--- START OF RECORDS SHOWN ---

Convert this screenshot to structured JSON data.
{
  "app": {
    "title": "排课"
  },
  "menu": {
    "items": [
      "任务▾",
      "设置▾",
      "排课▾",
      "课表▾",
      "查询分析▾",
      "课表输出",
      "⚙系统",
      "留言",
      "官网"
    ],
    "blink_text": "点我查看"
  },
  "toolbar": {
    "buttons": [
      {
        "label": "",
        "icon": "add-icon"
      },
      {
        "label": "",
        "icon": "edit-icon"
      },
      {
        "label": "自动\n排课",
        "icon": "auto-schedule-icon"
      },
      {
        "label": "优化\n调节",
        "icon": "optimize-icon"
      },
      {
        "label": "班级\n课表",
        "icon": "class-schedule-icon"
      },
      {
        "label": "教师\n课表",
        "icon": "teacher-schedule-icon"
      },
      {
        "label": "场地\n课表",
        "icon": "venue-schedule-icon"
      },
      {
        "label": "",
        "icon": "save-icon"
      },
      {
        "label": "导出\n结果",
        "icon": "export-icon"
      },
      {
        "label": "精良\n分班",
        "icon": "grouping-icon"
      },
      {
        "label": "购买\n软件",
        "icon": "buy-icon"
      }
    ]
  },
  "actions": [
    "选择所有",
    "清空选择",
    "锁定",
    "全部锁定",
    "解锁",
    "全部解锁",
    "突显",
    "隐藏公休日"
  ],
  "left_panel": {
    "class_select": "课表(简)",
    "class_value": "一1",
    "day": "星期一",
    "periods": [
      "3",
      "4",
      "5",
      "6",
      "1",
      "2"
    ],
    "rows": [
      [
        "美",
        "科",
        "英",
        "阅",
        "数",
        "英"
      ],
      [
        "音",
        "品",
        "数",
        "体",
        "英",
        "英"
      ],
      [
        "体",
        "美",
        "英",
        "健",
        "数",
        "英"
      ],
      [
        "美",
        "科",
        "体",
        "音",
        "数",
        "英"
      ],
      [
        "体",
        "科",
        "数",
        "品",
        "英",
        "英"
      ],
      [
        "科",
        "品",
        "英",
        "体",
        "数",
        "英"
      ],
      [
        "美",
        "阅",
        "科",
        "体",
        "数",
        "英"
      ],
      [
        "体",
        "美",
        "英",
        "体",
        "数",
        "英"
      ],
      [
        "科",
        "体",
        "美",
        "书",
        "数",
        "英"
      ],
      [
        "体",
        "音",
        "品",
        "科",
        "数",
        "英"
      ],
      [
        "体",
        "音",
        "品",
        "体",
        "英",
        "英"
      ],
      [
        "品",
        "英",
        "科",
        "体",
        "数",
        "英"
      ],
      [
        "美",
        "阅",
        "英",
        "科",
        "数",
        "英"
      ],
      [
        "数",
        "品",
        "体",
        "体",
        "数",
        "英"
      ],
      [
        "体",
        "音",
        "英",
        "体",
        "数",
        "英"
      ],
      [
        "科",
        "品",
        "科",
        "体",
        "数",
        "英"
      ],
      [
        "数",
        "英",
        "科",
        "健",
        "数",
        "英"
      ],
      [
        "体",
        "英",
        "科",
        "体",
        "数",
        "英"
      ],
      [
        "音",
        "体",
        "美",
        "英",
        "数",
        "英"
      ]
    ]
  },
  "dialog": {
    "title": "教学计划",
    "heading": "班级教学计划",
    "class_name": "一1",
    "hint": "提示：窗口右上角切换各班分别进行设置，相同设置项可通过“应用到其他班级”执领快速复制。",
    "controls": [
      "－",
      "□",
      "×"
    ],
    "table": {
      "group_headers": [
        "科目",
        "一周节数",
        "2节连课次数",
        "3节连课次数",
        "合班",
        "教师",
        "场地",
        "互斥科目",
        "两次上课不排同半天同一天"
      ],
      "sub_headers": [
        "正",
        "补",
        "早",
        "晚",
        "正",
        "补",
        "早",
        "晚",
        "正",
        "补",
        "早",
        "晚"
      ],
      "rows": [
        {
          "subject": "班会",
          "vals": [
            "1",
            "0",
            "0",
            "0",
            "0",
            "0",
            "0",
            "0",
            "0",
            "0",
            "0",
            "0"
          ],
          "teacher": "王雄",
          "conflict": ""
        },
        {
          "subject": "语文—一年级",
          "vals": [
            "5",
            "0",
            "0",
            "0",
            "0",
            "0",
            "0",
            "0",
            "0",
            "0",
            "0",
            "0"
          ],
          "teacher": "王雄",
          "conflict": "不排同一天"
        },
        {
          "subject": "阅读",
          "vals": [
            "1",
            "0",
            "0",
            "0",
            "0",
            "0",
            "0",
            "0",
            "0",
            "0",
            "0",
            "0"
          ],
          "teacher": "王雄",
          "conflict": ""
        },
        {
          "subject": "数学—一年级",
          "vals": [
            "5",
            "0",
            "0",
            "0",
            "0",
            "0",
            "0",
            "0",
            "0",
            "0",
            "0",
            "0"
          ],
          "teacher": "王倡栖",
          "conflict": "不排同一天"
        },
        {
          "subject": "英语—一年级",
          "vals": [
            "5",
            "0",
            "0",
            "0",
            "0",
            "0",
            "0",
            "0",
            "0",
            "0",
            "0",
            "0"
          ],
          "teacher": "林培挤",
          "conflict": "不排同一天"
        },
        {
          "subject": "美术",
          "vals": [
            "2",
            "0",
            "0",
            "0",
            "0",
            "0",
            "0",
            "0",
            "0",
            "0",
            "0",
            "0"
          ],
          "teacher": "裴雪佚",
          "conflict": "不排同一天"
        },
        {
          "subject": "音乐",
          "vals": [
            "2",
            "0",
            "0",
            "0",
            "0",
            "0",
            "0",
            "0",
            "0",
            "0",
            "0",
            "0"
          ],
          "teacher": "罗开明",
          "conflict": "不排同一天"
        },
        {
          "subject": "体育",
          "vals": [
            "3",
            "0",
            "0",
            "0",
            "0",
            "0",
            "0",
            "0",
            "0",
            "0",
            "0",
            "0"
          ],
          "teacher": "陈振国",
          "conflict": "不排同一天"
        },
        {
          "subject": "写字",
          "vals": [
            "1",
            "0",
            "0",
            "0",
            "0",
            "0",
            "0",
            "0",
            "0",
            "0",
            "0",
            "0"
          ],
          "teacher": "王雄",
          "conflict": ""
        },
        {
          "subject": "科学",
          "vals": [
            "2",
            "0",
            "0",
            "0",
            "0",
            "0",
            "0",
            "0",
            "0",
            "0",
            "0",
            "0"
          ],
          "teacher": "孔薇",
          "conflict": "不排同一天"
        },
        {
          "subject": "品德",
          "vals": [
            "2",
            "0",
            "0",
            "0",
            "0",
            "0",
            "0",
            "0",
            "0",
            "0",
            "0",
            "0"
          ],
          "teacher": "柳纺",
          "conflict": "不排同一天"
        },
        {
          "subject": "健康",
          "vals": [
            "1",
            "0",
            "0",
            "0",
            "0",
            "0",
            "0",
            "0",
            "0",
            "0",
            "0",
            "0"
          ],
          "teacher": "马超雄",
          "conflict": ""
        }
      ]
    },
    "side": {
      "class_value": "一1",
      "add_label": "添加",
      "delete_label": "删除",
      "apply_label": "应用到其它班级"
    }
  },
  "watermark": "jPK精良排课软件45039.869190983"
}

--- END OF RECORDS SHOWN ---

**WHAT THE TASK ASKS**
Give back the whole listing, word for word.

**EXPECTED ANSWER**
Convert this screenshot to structured JSON data.
{
  "app": {
    "title": "排课"
  },
  "menu": {
    "items": [
      "任务▾",
      "设置▾",
      "排课▾",
      "课表▾",
      "查询分析▾",
      "课表输出",
      "⚙系统",
      "留言",
      "官网"
    ],
    "blink_text": "点我查看"
  },
  "toolbar": {
    "buttons": [
      {
        "label": "",
        "icon": "add-icon"
      },
      {
        "label": "",
        "icon": "edit-icon"
      },
      {
        "label": "自动\n排课",
        "icon": "auto-schedule-icon"
      },
      {
        "label": "优化\n调节",
        "icon": "optimize-icon"
      },
      {
        "label": "班级\n课表",
        "icon": "class-schedule-icon"
      },
      {
        "label": "教师\n课表",
        "icon": "teacher-schedule-icon"
      },
      {
        "label": "场地\n课表",
        "icon": "venue-schedule-icon"
      },
      {
        "label": "",
        "icon": "save-icon"
      },
      {
        "label": "导出\n结果",
        "icon": "export-icon"
      },
      {
        "label": "精良\n分班",
        "icon": "grouping-icon"
      },
      {
        "label": "购买\n软件",
        "icon": "buy-icon"
      }
    ]
  },
  "actions": [
    "选择所有",
    "清空选择",
    "锁定",
    "全部锁定",
    "解锁",
    "全部解锁",
    "突显",
    "隐藏公休日"
  ],
  "left_panel": {
    "class_select": "课表(简)",
    "class_value": "一1",
    "day": "星期一",
    "periods": [
      "3",
      "4",
      "5",
      "6",
      "1",
      "2"
    ],
    "rows": [
      [
        "美",
        "科",
        "英",
        "阅",
        "数",
        "英"
      ],
      [
        "音",
        "品",
        "数",
        "体",
        "英",
        "英"
      ],
      [
        "体",
        "美",
        "英",
        "健",
        "数",
        "英"
      ],
      [
        "美",
        "科",
        "体",
        "音",
        "数",
        "英"
      ],
      [
        "体",
        "科",
        "数",
        "品",
        "英",
        "英"
      ],
      [
        "科",
        "品",
        "英",
        "体",
        "数",
        "英"
      ],
      [
        "美",
        "阅",
        "科",
        "体",
        "数",
        "英"
      ],
      [
        "体",
        "美",
        "英",
        "体",
        "数",
        "英"
      ],
      [
        "科",
        "体",
        "美",
        "书",
        "数",
        "英"
      ],
      [
        "体",
        "音",
        "品",
        "科",
        "数",
        "英"
      ],
      [
        "体",
        "音",
        "品",
        "体",
        "英",
        "英"
      ],
      [
        "品",
        "英",
        "科",
        "体",
        "数",
        "英"
      ],
      [
        "美",
        "阅",
        "英",
        "科",
        "数",
        "英"
      ],
      [
        "数",
        "品",
        "体",
        "体",
        "数",
        "英"
      ],
      [
        "体",
        "音",
        "英",
        "体",
        "数",
        "英"
      ],
      [
        "科",
        "品",
        "科",
        "体",
        "数",
        "英"
      ],
      [
        "数",
        "英",
        "科",
        "健",
        "数",
        "英"
      ],
      [
        "体",
        "英",
        "科",
        "体",
        "数",
        "英"
      ],
      [
        "音",
        "体",
        "美",
        "英",
        "数",
        "英"
      ]
    ]
  },
  "dialog": {
    "title": "教学计划",
    "heading": "班级教学计划",
    "class_name": "一1",
    "hint": "提示：窗口右上角切换各班分别进行设置，相同设置项可通过“应用到其他班级”执领快速复制。",
    "controls": [
      "－",
      "□",
      "×"
    ],
    "table": {
      "group_headers": [
        "科目",
        "一周节数",
        "2节连课次数",
        "3节连课次数",
        "合班",
        "教师",
        "场地",
        "互斥科目",
        "两次上课不排同半天同一天"
      ],
      "sub_headers": [
        "正",
        "补",
        "早",
        "晚",
        "正",
        "补",
        "早",
        "晚",
        "正",
        "补",
        "早",
        "晚"
      ],
      "rows": [
        {
          "subject": "班会",
          "vals": [
            "1",
            "0",
            "0",
            "0",
            "0",
            "0",
            "0",
            "0",
            "0",
            "0",
            "0",
            "0"
          ],
          "teacher": "王雄",
          "conflict": ""
        },
        {
          "subject": "语文—一年级",
          "vals": [
            "5",
            "0",
            "0",
            "0",
            "0",
            "0",
            "0",
            "0",
            "0",
            "0",
            "0",
            "0"
          ],
          "teacher": "王雄",
          "conflict": "不排同一天"
        },
        {
          "subject": "阅读",
          "vals": [
            "1",
            "0",
            "0",
            "0",
            "0",
            "0",
            "0",
            "0",
            "0",
            "0",
            "0",
            "0"
          ],
          "teacher": "王雄",
          "conflict": ""
        },
        {
          "subject": "数学—一年级",
          "vals": [
            "5",
            "0",
            "0",
            "0",
            "0",
            "0",
            "0",
            "0",
            "0",
            "0",
            "0",
            "0"
          ],
          "teacher": "王倡栖",
          "conflict": "不排同一天"
        },
        {
          "subject": "英语—一年级",
          "vals": [
            "5",
            "0",
            "0",
            "0",
            "0",
            "0",
            "0",
            "0",
            "0",
            "0",
            "0",
            "0"
          ],
          "teacher": "林培挤",
          "conflict": "不排同一天"
        },
        {
          "subject": "美术",
          "vals": [
            "2",
            "0",
            "0",
            "0",
            "0",
            "0",
            "0",
            "0",
            "0",
            "0",
            "0",
            "0"
          ],
          "teacher": "裴雪佚",
          "conflict": "不排同一天"
        },
        {
          "subject": "音乐",
          "vals": [
            "2",
            "0",
            "0",
            "0",
            "0",
            "0",
            "0",
            "0",
            "0",
            "0",
            "0",
            "0"
          ],
          "teacher": "罗开明",
          "conflict": "不排同一天"
        },
        {
          "subject": "体育",
          "vals": [
            "3",
            "0",
            "0",
            "0",
            "0",
            "0",
            "0",
            "0",
            "0",
            "0",
            "0",
            "0"
          ],
          "teacher": "陈振国",
          "conflict": "不排同一天"
        },
        {
          "subject": "写字",
          "vals": [
            "1",
            "0",
            "0",
            "0",
            "0",
            "0",
            "0",
            "0",
            "0",
            "0",
            "0",
            "0"
          ],
          "teacher": "王雄",
          "conflict": ""
        },
        {
          "subject": "科学",
          "vals": [
            "2",
            "0",
            "0",
            "0",
            "0",
            "0",
            "0",
            "0",
            "0",
            "0",
            "0",
            "0"
          ],
          "teacher": "孔薇",
          "conflict": "不排同一天"
        },
        {
          "subject": "品德",
          "vals": [
            "2",
            "0",
            "0",
            "0",
            "0",
            "0",
            "0",
            "0",
            "0",
            "0",
            "0",
            "0"
          ],
          "teacher": "柳纺",
          "conflict": "不排同一天"
        },
        {
          "subject": "健康",
          "vals": [
            "1",
            "0",
            "0",
            "0",
            "0",
            "0",
            "0",
            "0",
            "0",
            "0",
            "0",
            "0"
          ],
          "teacher": "马超雄",
          "conflict": ""
        }
      ]
    },
    "side": {
      "class_value": "一1",
      "add_label": "添加",
      "delete_label": "删除",
      "apply_label": "应用到其它班级"
    }
  },
  "watermark": "jPK精良排课软件45039.869190983"
}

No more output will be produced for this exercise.